What the exercise asks ::
Work out how many lines in the entries below include the word "problema". Give nothing but the number.

Records for this task ::
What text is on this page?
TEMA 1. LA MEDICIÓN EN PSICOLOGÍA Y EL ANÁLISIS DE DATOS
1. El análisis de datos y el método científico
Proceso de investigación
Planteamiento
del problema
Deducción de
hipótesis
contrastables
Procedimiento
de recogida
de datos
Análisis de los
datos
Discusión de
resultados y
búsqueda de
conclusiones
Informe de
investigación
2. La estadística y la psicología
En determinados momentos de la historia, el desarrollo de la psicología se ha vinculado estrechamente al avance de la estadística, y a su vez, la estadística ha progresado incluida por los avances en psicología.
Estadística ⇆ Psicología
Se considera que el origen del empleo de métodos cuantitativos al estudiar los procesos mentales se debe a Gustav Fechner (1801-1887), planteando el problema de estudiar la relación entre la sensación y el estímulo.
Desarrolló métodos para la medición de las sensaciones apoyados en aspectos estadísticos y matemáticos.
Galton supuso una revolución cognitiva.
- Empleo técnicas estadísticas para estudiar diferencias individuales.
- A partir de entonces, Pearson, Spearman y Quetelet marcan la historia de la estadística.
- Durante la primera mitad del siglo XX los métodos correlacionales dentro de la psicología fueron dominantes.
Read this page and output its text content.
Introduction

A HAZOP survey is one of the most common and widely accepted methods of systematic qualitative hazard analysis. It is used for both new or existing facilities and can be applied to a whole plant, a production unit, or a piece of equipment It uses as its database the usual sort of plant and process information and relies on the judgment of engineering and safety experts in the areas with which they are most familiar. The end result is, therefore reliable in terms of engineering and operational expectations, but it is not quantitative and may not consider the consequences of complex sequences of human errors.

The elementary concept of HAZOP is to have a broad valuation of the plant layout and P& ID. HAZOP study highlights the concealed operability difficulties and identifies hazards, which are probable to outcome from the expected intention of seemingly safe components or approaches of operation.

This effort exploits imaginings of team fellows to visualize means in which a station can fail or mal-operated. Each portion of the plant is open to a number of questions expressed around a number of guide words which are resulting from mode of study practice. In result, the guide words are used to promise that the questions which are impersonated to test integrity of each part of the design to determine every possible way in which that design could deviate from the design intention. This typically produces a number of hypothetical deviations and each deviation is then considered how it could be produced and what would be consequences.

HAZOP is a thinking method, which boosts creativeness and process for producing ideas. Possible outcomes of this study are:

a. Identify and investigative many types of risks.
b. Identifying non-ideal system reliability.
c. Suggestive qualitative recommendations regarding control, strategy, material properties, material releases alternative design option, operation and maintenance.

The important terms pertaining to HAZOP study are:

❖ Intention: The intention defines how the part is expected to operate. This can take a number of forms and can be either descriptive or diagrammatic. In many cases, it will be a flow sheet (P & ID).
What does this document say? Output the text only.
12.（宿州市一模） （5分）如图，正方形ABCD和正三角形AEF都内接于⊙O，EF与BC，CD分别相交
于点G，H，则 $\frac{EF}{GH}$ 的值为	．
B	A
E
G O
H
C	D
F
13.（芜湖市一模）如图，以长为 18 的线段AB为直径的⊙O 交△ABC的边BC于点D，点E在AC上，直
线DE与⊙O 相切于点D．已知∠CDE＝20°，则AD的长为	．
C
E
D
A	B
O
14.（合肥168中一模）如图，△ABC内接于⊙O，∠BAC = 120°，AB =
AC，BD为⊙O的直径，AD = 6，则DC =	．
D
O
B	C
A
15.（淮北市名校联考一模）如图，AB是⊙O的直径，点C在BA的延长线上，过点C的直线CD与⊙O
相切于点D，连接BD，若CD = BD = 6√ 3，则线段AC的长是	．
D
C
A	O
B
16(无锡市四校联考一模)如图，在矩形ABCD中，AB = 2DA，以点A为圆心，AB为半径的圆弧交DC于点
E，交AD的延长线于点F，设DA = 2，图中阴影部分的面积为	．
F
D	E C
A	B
...
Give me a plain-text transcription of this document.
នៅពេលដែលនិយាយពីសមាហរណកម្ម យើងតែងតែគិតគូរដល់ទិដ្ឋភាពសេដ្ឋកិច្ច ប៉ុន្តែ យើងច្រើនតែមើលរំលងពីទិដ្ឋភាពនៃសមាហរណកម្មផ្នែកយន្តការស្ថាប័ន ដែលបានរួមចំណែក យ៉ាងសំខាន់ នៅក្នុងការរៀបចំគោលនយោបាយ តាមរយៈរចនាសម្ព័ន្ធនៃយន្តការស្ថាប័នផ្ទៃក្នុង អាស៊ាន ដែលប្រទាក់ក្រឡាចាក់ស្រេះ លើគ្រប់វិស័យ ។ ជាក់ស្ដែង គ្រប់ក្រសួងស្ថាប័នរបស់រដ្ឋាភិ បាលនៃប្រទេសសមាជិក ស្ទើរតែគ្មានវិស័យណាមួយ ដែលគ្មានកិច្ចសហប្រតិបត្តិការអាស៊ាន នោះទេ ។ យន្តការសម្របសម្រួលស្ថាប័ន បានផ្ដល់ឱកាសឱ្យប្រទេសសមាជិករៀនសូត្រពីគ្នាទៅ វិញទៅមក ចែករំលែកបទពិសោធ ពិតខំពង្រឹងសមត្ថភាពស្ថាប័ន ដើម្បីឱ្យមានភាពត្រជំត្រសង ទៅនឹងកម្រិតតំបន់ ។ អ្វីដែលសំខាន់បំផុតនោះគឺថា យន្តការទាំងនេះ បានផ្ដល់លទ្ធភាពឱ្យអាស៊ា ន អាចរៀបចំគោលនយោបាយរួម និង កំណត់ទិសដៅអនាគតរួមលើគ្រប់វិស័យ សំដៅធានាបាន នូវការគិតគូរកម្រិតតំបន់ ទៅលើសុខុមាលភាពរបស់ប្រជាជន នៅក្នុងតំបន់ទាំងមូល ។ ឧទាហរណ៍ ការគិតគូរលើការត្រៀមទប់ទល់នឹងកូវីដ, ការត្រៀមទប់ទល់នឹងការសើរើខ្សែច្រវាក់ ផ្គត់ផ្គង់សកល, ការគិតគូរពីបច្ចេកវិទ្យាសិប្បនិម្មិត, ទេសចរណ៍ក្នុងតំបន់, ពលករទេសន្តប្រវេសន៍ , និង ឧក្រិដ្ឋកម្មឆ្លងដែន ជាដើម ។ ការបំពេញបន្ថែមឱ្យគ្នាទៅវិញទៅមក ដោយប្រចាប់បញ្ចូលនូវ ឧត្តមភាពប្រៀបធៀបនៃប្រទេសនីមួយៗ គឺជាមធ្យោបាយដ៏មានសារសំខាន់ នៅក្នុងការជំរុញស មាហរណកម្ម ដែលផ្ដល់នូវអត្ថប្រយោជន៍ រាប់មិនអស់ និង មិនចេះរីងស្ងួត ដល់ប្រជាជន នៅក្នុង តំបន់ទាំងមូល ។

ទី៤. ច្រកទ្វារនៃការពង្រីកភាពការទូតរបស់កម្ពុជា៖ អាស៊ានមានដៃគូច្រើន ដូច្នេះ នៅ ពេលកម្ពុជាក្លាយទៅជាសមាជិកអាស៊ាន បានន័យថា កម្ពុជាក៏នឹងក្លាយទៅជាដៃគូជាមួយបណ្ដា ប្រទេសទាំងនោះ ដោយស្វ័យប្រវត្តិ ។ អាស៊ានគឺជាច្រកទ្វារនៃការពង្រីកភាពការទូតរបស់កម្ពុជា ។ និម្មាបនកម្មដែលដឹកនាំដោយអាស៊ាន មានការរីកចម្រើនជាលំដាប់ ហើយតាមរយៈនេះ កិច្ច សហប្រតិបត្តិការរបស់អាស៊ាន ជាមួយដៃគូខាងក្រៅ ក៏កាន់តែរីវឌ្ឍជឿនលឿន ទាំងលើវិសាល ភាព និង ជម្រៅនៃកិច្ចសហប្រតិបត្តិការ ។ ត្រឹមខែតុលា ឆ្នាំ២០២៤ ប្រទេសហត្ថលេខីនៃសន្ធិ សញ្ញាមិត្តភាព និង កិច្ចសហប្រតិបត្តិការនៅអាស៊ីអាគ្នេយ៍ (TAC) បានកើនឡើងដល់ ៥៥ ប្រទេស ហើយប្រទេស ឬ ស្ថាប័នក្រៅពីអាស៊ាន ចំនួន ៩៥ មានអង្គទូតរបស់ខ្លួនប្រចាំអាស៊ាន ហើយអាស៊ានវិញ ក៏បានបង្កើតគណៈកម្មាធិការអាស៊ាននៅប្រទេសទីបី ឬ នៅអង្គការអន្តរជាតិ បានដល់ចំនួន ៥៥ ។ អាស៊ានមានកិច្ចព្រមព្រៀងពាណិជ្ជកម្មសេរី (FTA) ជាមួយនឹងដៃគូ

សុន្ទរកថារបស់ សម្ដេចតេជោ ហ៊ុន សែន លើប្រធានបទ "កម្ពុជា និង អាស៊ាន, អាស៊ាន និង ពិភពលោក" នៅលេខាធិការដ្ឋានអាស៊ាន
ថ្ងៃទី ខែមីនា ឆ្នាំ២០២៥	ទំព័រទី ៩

Response to the exercise ::
2